(Raw records)
▼▼▼
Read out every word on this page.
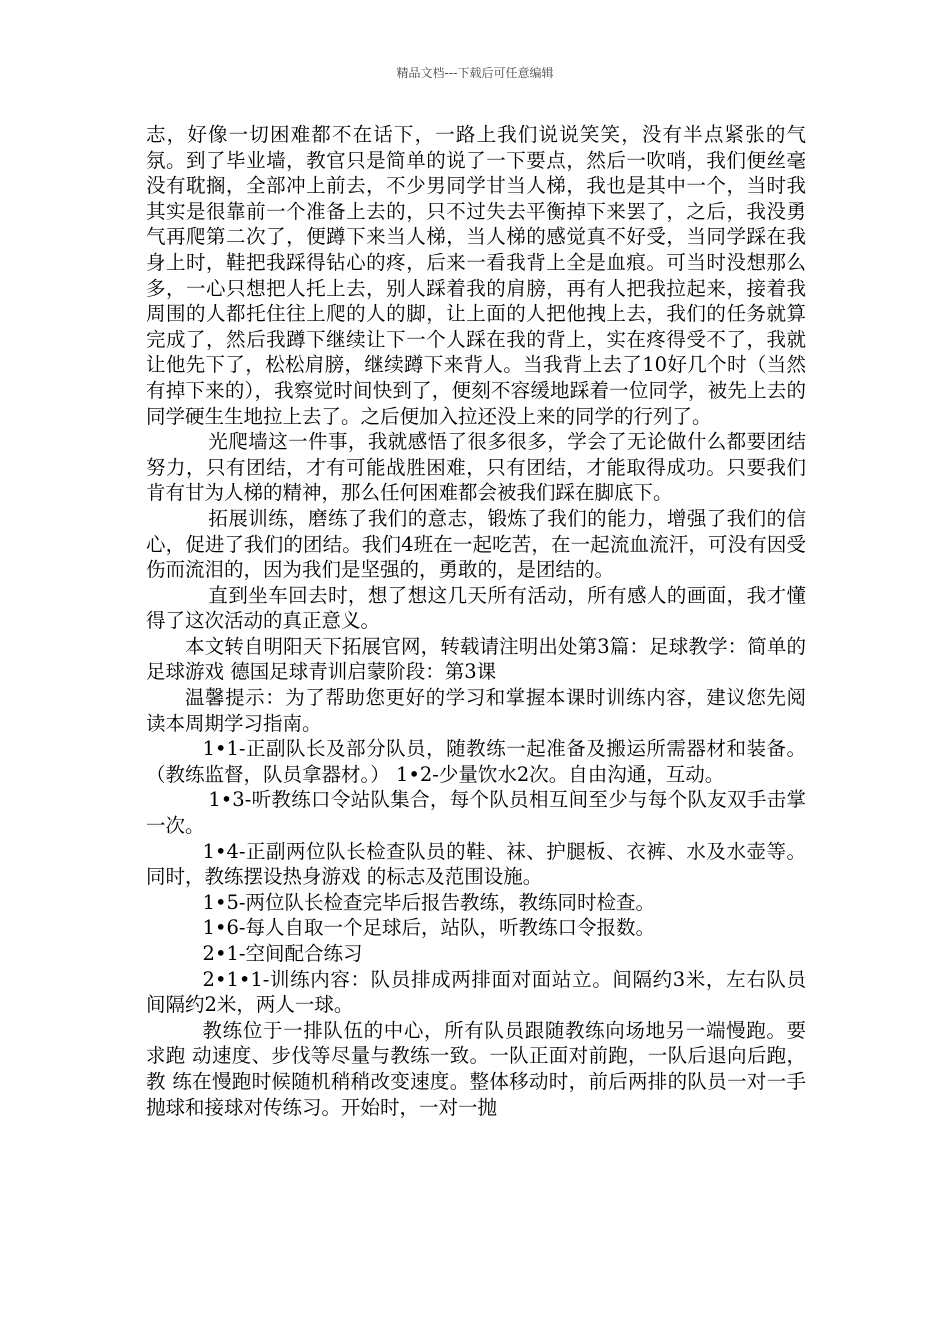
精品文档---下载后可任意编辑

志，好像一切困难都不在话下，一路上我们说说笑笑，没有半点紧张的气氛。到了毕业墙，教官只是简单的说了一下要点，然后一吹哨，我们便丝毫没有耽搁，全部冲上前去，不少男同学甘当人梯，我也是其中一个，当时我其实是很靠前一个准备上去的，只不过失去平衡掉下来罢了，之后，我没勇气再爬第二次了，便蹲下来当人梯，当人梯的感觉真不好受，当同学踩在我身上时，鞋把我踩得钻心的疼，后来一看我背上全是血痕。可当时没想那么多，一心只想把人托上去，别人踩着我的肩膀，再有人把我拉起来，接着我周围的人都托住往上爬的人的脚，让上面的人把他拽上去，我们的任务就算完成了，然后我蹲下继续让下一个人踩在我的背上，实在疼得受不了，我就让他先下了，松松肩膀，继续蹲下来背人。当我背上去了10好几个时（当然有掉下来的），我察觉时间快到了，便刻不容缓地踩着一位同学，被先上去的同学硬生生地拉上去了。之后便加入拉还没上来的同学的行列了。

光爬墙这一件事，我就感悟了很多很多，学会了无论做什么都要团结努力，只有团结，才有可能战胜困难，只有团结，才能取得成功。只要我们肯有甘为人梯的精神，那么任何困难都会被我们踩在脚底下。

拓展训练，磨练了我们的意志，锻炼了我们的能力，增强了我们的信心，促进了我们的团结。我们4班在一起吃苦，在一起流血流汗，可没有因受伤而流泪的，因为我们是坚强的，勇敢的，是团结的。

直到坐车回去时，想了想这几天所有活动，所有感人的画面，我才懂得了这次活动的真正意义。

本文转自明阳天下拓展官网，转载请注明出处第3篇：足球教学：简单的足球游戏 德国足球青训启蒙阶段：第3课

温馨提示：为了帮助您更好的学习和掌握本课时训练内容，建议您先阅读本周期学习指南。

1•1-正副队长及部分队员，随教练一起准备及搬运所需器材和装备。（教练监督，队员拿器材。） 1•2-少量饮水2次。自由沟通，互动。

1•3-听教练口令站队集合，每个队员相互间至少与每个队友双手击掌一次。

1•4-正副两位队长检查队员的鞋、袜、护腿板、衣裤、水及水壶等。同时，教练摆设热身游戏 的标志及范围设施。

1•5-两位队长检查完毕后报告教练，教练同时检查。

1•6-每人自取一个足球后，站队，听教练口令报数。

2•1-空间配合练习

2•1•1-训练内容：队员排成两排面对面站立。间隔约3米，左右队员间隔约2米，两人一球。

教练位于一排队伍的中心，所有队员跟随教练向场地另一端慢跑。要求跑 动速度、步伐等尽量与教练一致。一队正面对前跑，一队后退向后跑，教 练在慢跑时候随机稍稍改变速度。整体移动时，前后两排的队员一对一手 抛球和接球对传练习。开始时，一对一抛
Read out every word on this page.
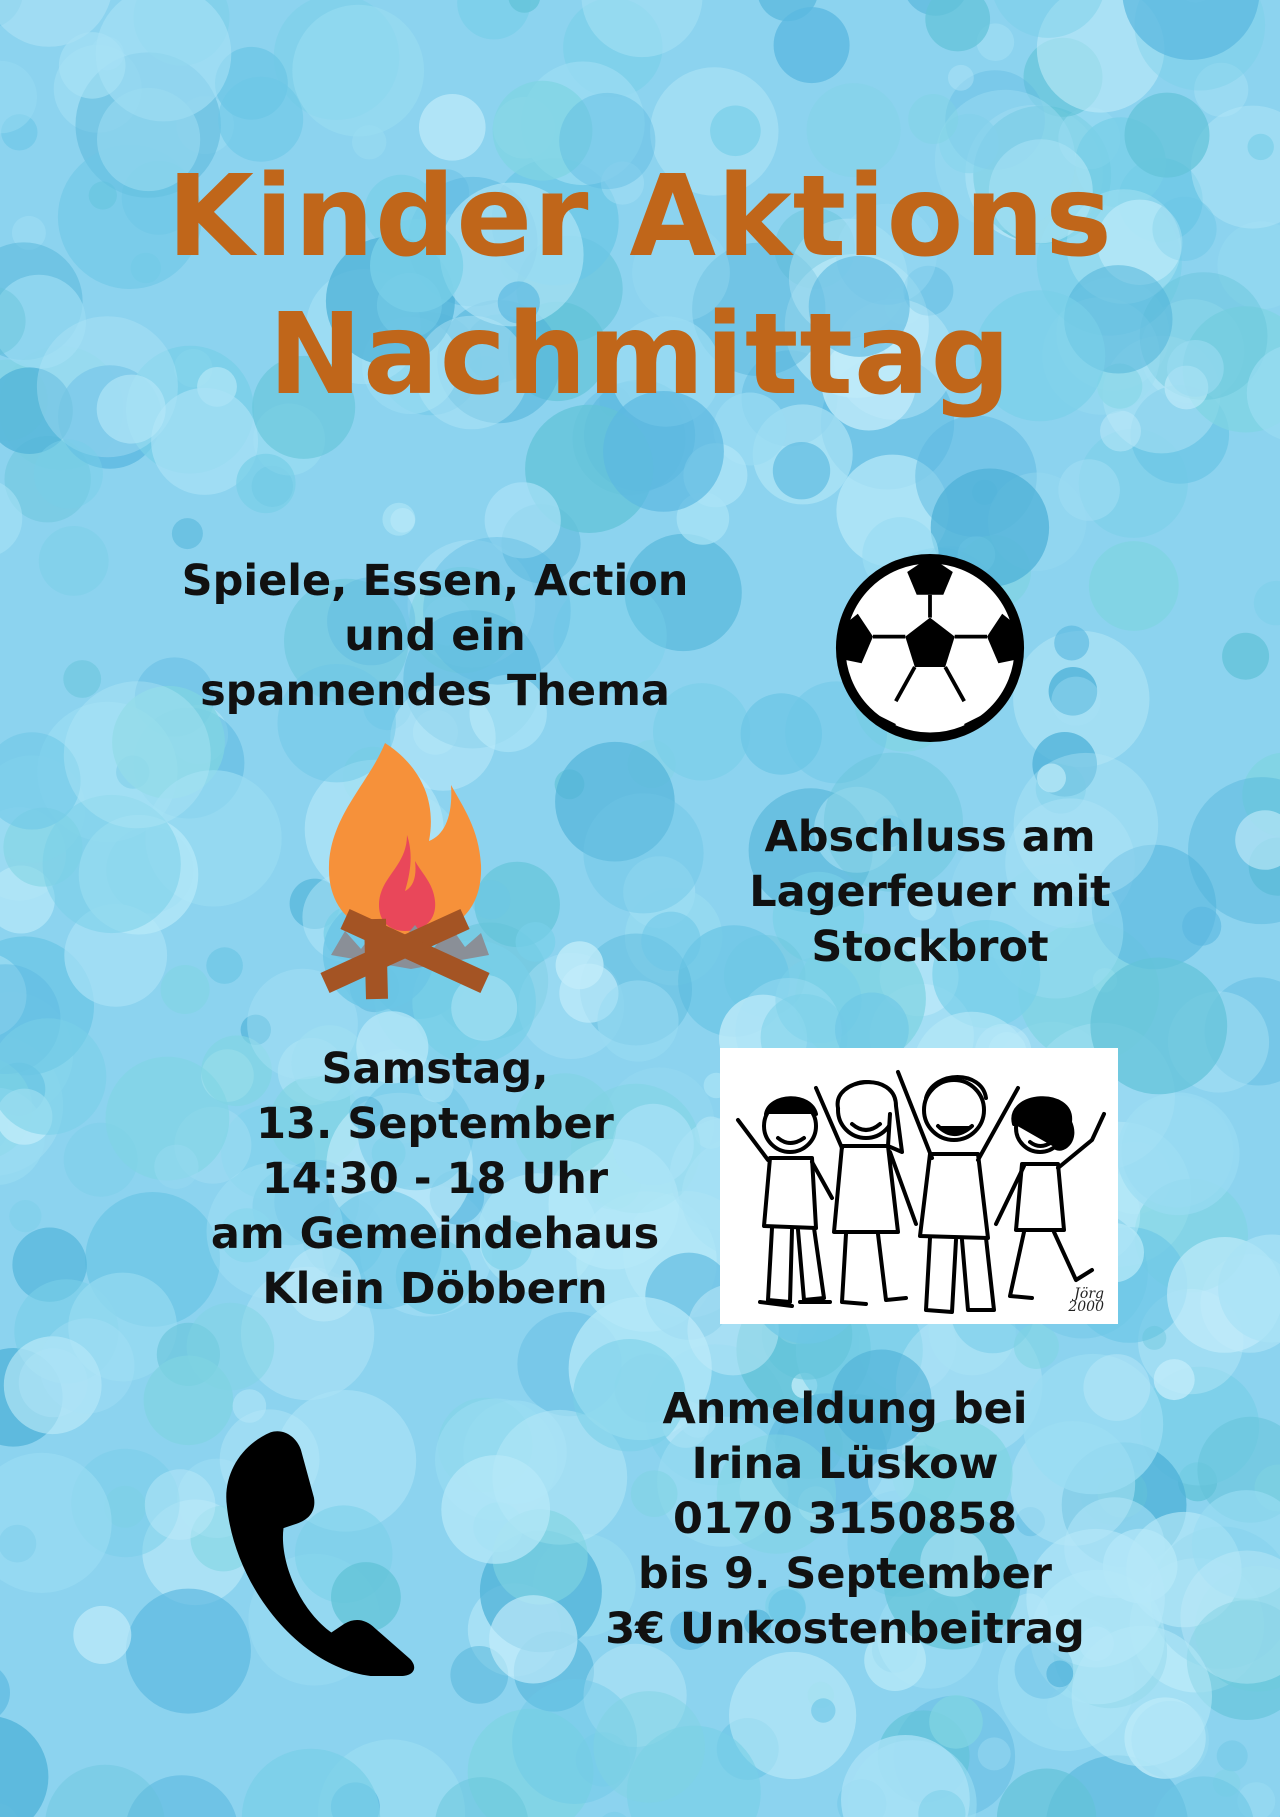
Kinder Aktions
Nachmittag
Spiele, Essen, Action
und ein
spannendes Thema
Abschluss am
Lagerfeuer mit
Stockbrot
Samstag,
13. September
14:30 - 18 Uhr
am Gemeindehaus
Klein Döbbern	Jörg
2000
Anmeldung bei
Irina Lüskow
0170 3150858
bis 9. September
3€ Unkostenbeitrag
▲▲▲
▼▼▼
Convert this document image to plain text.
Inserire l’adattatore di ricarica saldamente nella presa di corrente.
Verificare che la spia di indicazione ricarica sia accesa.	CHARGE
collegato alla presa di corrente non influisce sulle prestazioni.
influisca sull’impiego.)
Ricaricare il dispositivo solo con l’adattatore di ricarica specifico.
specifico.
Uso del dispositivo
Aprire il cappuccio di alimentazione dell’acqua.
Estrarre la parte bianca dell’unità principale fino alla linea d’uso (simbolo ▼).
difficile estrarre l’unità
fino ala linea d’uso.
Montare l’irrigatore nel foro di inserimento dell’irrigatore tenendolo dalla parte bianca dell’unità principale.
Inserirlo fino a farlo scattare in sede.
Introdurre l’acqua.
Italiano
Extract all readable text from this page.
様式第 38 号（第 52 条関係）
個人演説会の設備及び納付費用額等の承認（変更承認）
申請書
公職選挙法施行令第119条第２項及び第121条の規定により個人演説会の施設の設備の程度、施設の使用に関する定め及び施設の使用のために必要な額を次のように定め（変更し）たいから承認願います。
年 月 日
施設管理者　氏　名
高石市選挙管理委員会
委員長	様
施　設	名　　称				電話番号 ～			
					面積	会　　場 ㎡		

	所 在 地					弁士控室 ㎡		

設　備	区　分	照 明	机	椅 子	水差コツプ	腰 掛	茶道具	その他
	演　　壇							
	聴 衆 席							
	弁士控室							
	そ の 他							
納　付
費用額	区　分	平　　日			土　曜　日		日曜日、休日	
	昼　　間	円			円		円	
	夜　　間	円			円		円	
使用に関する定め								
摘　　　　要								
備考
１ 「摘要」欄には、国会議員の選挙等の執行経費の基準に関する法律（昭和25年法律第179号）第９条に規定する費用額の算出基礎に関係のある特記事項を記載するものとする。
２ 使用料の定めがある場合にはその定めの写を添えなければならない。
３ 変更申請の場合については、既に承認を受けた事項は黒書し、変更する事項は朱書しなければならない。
▲▲▲
▼▼▼
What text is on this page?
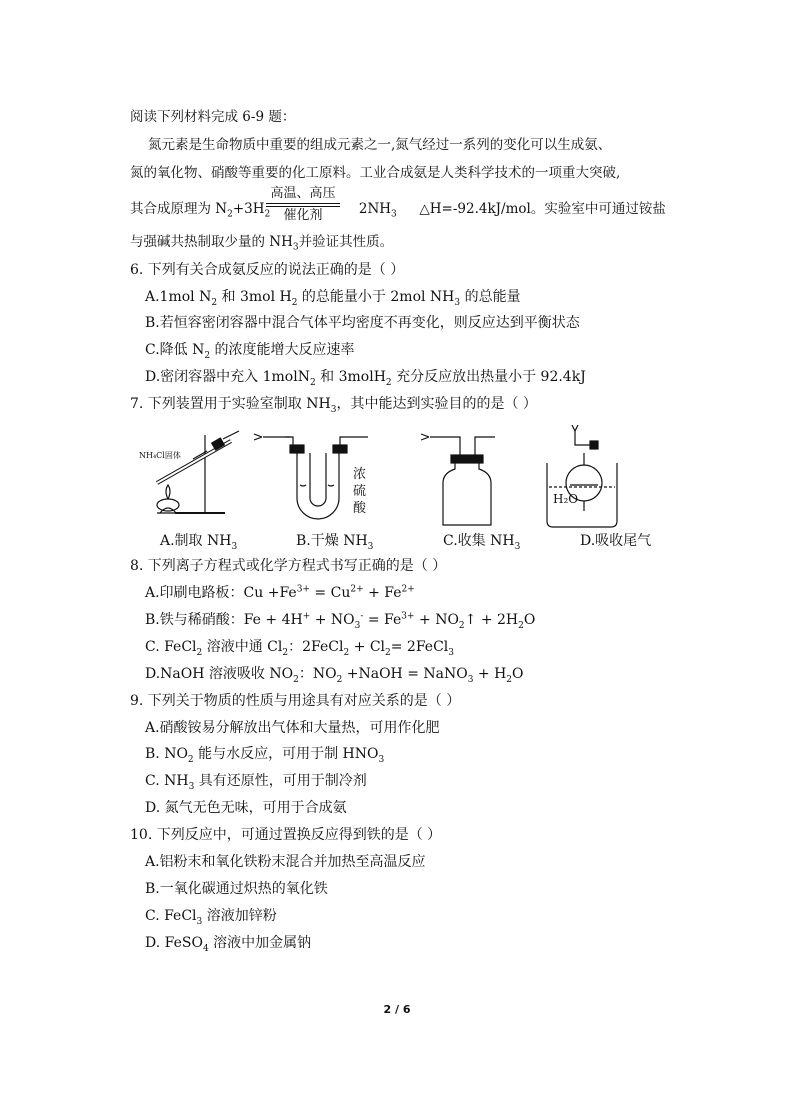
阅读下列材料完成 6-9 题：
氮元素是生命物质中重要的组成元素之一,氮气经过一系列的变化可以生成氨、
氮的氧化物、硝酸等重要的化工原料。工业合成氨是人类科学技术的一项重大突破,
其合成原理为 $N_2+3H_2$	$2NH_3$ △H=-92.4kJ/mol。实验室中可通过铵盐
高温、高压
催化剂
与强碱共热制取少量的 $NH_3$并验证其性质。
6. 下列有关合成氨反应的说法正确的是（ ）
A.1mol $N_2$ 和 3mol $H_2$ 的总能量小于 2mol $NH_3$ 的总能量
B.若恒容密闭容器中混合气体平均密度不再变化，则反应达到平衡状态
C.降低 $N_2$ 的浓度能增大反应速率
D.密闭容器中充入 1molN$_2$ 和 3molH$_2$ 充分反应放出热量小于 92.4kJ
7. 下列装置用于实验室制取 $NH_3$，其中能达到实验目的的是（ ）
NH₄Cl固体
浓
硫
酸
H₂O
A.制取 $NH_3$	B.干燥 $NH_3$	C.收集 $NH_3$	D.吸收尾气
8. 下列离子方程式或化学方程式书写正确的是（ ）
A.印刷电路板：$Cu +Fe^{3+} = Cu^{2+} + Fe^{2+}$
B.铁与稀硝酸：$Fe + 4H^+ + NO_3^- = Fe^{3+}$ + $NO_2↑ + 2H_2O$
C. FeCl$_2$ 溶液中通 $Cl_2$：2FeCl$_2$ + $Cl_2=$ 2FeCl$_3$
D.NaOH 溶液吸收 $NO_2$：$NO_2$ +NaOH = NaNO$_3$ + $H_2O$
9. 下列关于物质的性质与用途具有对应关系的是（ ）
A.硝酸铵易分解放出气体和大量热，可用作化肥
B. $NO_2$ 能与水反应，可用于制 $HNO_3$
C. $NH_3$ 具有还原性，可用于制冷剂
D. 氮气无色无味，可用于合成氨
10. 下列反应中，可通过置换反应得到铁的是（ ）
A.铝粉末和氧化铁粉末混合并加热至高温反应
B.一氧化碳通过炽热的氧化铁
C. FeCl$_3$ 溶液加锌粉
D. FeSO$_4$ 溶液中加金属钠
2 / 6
▲▲▲
SHORT TASK ::
Pick out every line above that contains the word "page" and copy it.

COMPLETE RESPONSE ::
Read out every word on this page.
Read out every word on this page.
Extract all readable text from this page.
What text is on this page?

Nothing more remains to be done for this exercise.